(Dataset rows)
__________________________________________________
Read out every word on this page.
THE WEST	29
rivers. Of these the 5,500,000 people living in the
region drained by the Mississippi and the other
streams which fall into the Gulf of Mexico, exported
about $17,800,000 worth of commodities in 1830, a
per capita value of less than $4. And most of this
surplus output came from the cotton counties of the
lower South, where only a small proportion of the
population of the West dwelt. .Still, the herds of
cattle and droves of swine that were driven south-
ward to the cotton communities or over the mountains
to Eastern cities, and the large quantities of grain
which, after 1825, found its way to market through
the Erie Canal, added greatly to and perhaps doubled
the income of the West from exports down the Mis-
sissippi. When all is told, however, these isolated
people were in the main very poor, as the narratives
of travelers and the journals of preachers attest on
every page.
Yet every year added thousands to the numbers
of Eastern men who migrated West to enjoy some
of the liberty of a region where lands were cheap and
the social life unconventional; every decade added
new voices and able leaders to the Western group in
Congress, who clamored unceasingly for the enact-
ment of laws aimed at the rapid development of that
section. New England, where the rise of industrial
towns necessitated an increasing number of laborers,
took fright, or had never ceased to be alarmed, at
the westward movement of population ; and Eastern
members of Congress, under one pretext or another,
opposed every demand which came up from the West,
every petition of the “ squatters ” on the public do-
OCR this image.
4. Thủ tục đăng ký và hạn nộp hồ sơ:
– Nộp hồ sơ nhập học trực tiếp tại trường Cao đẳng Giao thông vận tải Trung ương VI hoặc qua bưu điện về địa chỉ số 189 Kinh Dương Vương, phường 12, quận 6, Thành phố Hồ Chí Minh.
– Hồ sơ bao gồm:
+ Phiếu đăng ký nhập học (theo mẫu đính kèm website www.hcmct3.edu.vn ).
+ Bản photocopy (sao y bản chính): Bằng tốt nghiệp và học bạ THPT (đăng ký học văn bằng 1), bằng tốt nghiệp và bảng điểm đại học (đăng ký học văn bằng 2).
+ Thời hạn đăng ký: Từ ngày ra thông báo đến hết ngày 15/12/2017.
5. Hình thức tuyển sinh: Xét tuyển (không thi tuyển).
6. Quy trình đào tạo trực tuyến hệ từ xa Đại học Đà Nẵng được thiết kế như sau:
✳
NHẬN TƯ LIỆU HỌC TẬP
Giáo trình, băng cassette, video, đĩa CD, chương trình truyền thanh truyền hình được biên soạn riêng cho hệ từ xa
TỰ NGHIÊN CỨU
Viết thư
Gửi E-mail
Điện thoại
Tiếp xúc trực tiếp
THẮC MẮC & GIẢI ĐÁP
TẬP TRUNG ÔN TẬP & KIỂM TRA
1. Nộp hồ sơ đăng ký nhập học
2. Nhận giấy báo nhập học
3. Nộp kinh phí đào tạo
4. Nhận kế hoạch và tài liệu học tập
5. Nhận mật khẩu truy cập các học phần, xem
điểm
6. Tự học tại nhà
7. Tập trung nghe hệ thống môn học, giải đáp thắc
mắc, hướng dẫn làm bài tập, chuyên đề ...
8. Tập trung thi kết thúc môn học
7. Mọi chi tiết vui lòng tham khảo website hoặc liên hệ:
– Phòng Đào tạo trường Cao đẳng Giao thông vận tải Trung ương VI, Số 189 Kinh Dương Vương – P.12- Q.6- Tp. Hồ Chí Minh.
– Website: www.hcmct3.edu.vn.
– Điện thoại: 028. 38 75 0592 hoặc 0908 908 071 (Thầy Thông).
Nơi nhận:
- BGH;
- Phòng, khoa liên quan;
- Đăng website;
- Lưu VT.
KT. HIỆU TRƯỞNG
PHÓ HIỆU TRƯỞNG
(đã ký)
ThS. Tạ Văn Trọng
__________________________________________________
- EXERCISE GOAL:
Repeat each record in full; every line must match exactly.

- FULL ANSWER:
Read out every word on this page.
THE WEST	29
rivers. Of these the 5,500,000 people living in the
region drained by the Mississippi and the other
streams which fall into the Gulf of Mexico, exported
about $17,800,000 worth of commodities in 1830, a
per capita value of less than $4. And most of this
surplus output came from the cotton counties of the
lower South, where only a small proportion of the
population of the West dwelt. .Still, the herds of
cattle and droves of swine that were driven south-
ward to the cotton communities or over the mountains
to Eastern cities, and the large quantities of grain
which, after 1825, found its way to market through
the Erie Canal, added greatly to and perhaps doubled
the income of the West from exports down the Mis-
sissippi. When all is told, however, these isolated
people were in the main very poor, as the narratives
of travelers and the journals of preachers attest on
every page.
Yet every year added thousands to the numbers
of Eastern men who migrated West to enjoy some
of the liberty of a region where lands were cheap and
the social life unconventional; every decade added
new voices and able leaders to the Western group in
Congress, who clamored unceasingly for the enact-
ment of laws aimed at the rapid development of that
section. New England, where the rise of industrial
towns necessitated an increasing number of laborers,
took fright, or had never ceased to be alarmed, at
the westward movement of population ; and Eastern
members of Congress, under one pretext or another,
opposed every demand which came up from the West,
every petition of the “ squatters ” on the public do-
OCR this image.
4. Thủ tục đăng ký và hạn nộp hồ sơ:
– Nộp hồ sơ nhập học trực tiếp tại trường Cao đẳng Giao thông vận tải Trung ương VI hoặc qua bưu điện về địa chỉ số 189 Kinh Dương Vương, phường 12, quận 6, Thành phố Hồ Chí Minh.
– Hồ sơ bao gồm:
+ Phiếu đăng ký nhập học (theo mẫu đính kèm website www.hcmct3.edu.vn ).
+ Bản photocopy (sao y bản chính): Bằng tốt nghiệp và học bạ THPT (đăng ký học văn bằng 1), bằng tốt nghiệp và bảng điểm đại học (đăng ký học văn bằng 2).
+ Thời hạn đăng ký: Từ ngày ra thông báo đến hết ngày 15/12/2017.
5. Hình thức tuyển sinh: Xét tuyển (không thi tuyển).
6. Quy trình đào tạo trực tuyến hệ từ xa Đại học Đà Nẵng được thiết kế như sau:
✳
NHẬN TƯ LIỆU HỌC TẬP
Giáo trình, băng cassette, video, đĩa CD, chương trình truyền thanh truyền hình được biên soạn riêng cho hệ từ xa
TỰ NGHIÊN CỨU
Viết thư
Gửi E-mail
Điện thoại
Tiếp xúc trực tiếp
THẮC MẮC & GIẢI ĐÁP
TẬP TRUNG ÔN TẬP & KIỂM TRA
1. Nộp hồ sơ đăng ký nhập học
2. Nhận giấy báo nhập học
3. Nộp kinh phí đào tạo
4. Nhận kế hoạch và tài liệu học tập
5. Nhận mật khẩu truy cập các học phần, xem
điểm
6. Tự học tại nhà
7. Tập trung nghe hệ thống môn học, giải đáp thắc
mắc, hướng dẫn làm bài tập, chuyên đề ...
8. Tập trung thi kết thúc môn học
7. Mọi chi tiết vui lòng tham khảo website hoặc liên hệ:
– Phòng Đào tạo trường Cao đẳng Giao thông vận tải Trung ương VI, Số 189 Kinh Dương Vương – P.12- Q.6- Tp. Hồ Chí Minh.
– Website: www.hcmct3.edu.vn.
– Điện thoại: 028. 38 75 0592 hoặc 0908 908 071 (Thầy Thông).
Nơi nhận:
- BGH;
- Phòng, khoa liên quan;
- Đăng website;
- Lưu VT.
KT. HIỆU TRƯỞNG
PHÓ HIỆU TRƯỞNG
(đã ký)
ThS. Tạ Văn Trọng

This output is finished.